----- Entries shown
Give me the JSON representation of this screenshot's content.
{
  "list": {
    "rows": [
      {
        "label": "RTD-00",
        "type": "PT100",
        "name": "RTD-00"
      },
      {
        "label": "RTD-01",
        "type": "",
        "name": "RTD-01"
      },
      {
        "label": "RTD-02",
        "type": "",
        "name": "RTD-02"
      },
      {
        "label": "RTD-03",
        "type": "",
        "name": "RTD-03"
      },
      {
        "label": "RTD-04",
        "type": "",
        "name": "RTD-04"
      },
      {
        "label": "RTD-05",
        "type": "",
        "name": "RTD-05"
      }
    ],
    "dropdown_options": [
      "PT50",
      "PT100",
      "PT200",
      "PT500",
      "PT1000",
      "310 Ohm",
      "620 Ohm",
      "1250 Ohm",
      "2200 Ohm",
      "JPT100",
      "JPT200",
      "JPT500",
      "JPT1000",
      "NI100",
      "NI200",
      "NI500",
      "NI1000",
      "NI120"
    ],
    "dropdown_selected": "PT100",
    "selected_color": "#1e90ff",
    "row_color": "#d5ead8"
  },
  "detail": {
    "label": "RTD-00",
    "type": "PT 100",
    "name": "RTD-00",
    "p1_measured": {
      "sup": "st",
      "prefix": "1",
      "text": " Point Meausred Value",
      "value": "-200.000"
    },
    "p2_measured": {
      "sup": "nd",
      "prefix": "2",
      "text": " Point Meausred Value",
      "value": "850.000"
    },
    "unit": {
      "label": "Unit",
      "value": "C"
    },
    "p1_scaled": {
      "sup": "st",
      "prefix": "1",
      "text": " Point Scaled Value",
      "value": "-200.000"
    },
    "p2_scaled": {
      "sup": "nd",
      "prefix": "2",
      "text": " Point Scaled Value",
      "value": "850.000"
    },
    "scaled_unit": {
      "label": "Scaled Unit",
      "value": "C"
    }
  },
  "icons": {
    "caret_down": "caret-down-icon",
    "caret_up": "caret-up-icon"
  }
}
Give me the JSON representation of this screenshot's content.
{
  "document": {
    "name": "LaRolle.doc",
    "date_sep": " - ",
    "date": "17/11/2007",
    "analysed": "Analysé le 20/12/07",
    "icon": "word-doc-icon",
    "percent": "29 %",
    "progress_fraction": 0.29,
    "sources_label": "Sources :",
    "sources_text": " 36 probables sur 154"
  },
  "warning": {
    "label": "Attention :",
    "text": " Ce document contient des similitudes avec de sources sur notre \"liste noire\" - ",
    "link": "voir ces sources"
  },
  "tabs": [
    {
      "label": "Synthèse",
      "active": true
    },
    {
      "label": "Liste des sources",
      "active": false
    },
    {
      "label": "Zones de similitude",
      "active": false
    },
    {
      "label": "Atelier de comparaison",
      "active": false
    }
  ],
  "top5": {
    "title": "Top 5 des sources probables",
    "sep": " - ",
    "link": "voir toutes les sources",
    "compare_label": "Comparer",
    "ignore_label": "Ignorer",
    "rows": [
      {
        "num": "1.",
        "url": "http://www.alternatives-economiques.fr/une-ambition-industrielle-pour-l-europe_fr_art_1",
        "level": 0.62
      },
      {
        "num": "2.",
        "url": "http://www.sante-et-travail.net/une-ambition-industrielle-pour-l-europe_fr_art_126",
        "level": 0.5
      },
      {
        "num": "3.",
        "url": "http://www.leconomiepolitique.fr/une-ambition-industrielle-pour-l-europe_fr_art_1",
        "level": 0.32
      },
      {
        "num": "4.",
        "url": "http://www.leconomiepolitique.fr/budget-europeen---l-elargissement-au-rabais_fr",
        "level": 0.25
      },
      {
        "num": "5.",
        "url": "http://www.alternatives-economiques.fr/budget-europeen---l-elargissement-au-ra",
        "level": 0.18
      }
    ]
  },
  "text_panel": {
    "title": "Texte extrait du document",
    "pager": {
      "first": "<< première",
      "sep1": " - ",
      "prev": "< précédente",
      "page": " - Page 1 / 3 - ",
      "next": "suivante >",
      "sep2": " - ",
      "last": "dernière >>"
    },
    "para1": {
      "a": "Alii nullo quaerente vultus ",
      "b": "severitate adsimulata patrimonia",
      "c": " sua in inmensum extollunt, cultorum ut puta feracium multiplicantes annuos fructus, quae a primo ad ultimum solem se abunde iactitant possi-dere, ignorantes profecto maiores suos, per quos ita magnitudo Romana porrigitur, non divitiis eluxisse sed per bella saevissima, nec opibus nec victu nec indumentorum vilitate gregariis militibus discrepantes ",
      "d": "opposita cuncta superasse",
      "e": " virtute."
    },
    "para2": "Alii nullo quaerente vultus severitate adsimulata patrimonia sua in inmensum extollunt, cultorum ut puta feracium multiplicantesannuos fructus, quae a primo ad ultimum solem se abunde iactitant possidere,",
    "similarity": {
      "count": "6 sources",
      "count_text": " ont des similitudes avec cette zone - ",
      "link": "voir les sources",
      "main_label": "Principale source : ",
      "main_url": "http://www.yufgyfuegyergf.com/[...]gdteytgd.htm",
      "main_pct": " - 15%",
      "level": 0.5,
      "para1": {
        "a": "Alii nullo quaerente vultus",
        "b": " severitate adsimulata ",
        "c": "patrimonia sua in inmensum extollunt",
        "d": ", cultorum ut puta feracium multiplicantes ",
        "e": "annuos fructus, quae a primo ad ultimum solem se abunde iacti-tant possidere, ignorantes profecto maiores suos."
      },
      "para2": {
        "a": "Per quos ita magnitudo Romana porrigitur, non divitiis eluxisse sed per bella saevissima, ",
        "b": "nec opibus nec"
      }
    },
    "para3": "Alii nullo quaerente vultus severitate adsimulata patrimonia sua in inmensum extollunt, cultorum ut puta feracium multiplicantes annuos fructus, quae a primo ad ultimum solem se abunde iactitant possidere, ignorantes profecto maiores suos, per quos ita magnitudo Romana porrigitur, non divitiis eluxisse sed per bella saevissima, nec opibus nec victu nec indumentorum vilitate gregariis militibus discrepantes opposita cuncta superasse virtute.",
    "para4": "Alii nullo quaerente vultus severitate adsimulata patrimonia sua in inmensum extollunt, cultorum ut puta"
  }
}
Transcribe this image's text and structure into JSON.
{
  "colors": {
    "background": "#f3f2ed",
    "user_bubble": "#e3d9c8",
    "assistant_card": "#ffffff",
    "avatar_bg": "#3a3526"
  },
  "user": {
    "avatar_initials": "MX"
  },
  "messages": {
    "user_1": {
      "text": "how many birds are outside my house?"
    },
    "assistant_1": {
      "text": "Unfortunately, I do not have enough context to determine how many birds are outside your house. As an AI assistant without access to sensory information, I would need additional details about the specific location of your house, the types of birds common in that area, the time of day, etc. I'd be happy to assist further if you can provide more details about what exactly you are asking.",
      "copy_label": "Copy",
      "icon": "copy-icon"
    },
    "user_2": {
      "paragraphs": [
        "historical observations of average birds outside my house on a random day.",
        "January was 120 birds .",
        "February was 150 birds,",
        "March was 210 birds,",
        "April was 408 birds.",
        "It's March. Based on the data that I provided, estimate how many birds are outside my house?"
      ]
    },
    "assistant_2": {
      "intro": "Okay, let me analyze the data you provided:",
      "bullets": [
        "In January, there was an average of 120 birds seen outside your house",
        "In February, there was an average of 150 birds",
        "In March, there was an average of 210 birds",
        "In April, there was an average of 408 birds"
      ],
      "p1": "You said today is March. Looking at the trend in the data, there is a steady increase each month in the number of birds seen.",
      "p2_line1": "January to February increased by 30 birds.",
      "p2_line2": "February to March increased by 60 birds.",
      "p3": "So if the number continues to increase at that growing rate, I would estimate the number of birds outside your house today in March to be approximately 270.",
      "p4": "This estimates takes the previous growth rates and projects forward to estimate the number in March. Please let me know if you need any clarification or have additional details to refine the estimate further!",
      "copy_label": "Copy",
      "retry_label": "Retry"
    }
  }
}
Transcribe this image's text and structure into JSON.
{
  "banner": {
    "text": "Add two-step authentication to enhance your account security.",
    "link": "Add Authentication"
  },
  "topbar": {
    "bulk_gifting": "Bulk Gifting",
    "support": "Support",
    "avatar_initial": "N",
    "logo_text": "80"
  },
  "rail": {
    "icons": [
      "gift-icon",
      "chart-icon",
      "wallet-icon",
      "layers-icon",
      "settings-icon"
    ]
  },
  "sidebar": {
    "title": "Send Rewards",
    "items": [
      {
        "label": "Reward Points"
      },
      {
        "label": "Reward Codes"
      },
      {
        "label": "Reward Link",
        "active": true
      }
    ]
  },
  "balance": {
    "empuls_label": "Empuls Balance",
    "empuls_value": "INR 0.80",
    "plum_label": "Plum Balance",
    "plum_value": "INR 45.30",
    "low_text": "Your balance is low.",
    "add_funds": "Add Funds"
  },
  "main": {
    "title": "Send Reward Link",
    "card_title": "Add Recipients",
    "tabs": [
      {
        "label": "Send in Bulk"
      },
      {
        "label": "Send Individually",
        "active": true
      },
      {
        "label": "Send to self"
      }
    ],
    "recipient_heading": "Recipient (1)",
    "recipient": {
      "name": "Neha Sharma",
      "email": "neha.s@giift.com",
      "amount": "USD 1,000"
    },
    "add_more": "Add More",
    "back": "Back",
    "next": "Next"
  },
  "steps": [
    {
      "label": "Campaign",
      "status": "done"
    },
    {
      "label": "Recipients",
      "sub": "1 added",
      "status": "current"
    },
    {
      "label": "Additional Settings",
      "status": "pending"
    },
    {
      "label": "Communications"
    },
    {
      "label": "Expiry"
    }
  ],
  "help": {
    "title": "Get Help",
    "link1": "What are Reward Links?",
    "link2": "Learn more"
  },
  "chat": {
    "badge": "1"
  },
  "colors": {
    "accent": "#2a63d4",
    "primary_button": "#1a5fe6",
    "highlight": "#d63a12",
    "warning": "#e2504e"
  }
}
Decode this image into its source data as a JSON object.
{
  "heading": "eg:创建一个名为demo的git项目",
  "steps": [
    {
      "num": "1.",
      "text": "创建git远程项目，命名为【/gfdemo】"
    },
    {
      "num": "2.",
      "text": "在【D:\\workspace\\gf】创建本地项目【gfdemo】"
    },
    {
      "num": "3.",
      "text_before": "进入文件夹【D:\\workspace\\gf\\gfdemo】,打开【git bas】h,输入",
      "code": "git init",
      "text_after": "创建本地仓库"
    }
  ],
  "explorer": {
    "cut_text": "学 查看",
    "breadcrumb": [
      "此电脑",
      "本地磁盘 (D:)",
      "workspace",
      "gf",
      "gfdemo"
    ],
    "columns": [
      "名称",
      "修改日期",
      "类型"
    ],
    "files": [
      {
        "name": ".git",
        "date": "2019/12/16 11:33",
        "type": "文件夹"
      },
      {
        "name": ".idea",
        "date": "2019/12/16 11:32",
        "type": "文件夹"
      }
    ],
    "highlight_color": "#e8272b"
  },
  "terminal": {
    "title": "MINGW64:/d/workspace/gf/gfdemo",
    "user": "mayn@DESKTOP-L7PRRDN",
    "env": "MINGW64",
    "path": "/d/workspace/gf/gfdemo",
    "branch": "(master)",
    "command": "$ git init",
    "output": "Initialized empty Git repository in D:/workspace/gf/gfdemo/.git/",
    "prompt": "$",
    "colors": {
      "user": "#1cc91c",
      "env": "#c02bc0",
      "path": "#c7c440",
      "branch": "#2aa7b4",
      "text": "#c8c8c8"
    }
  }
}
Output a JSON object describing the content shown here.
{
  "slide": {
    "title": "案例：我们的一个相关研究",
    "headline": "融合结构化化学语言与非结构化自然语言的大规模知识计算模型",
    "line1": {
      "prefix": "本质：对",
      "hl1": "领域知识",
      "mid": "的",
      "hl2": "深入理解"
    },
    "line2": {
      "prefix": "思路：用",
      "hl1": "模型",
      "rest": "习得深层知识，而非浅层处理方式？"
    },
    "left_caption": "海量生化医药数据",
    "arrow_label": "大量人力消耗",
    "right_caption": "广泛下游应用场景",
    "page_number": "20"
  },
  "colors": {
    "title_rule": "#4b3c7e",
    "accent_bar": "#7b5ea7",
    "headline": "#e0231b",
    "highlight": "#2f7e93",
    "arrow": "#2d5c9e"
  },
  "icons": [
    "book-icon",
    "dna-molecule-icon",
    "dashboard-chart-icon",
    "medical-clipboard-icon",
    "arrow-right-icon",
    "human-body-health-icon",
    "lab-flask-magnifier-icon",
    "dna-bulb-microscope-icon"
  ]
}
----------
[What is expected]: Find the word "there" in the entries above and gather every line that holds it.

[Answer to this problem]:
        "In January, there was an average of 120 birds seen outside your house",
        "In February, there was an average of 150 birds",
        "In March, there was an average of 210 birds",
        "In April, there was an average of 408 birds"
      "p1": "You said today is March. Looking at the trend in the data, there is a steady increase each month in the number of birds seen.",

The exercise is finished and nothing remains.